**Stated problem:** Gather all lines from the material that contain "подпрограммы".

**Dataset records:**
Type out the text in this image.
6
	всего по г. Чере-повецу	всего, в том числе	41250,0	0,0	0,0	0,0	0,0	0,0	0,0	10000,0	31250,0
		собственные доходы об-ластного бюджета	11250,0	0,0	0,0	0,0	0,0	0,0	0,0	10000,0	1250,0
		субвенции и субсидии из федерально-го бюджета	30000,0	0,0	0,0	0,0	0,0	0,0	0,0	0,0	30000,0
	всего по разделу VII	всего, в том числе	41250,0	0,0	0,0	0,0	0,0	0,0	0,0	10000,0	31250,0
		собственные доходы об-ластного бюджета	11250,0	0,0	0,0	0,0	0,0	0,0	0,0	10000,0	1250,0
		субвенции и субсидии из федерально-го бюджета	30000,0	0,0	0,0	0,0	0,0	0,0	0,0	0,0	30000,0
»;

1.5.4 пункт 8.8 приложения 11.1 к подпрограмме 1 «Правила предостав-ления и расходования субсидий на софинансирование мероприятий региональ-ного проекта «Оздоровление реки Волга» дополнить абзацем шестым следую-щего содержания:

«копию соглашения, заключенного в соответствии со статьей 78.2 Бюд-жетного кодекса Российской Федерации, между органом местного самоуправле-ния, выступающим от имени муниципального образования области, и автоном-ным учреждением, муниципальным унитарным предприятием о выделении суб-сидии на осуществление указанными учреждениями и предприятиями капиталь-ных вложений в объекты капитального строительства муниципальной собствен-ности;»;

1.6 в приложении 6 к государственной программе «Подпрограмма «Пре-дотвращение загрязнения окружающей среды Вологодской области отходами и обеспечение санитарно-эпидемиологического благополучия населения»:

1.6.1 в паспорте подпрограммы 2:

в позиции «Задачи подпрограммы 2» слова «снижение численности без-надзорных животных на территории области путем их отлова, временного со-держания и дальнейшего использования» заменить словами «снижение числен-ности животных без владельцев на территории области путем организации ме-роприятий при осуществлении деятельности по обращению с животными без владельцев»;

**Correct response:**
1.6.1 в паспорте подпрограммы 2:
в позиции «Задачи подпрограммы 2» слова «снижение численности без-надзорных животных на территории области путем их отлова, временного со-держания и дальнейшего использования» заменить словами «снижение числен-ности животных без владельцев на территории области путем организации ме-роприятий при осуществлении деятельности по обращению с животными без владельцев»;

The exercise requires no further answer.